Written problem — Transcribe the data that follows precisely, omitting nothing.

——

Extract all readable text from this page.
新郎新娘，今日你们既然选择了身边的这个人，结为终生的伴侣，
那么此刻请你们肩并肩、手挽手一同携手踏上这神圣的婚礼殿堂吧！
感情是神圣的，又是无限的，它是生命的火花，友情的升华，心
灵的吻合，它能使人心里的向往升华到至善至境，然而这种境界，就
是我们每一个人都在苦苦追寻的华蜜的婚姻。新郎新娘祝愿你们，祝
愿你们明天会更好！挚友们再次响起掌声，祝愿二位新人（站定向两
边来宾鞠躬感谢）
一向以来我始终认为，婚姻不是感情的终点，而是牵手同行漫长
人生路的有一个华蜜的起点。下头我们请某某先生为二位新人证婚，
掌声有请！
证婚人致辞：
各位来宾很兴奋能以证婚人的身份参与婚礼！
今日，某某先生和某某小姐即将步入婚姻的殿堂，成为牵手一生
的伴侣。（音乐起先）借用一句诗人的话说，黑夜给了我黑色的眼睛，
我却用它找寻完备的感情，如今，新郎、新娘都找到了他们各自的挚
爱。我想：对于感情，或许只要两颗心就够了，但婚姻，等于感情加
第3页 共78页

——

Answer for the task —
Extract all readable text from this page.
新郎新娘，今日你们既然选择了身边的这个人，结为终生的伴侣，
那么此刻请你们肩并肩、手挽手一同携手踏上这神圣的婚礼殿堂吧！
感情是神圣的，又是无限的，它是生命的火花，友情的升华，心
灵的吻合，它能使人心里的向往升华到至善至境，然而这种境界，就
是我们每一个人都在苦苦追寻的华蜜的婚姻。新郎新娘祝愿你们，祝
愿你们明天会更好！挚友们再次响起掌声，祝愿二位新人（站定向两
边来宾鞠躬感谢）
一向以来我始终认为，婚姻不是感情的终点，而是牵手同行漫长
人生路的有一个华蜜的起点。下头我们请某某先生为二位新人证婚，
掌声有请！
证婚人致辞：
各位来宾很兴奋能以证婚人的身份参与婚礼！
今日，某某先生和某某小姐即将步入婚姻的殿堂，成为牵手一生
的伴侣。（音乐起先）借用一句诗人的话说，黑夜给了我黑色的眼睛，
我却用它找寻完备的感情，如今，新郎、新娘都找到了他们各自的挚
爱。我想：对于感情，或许只要两颗心就够了，但婚姻，等于感情加
第3页 共78页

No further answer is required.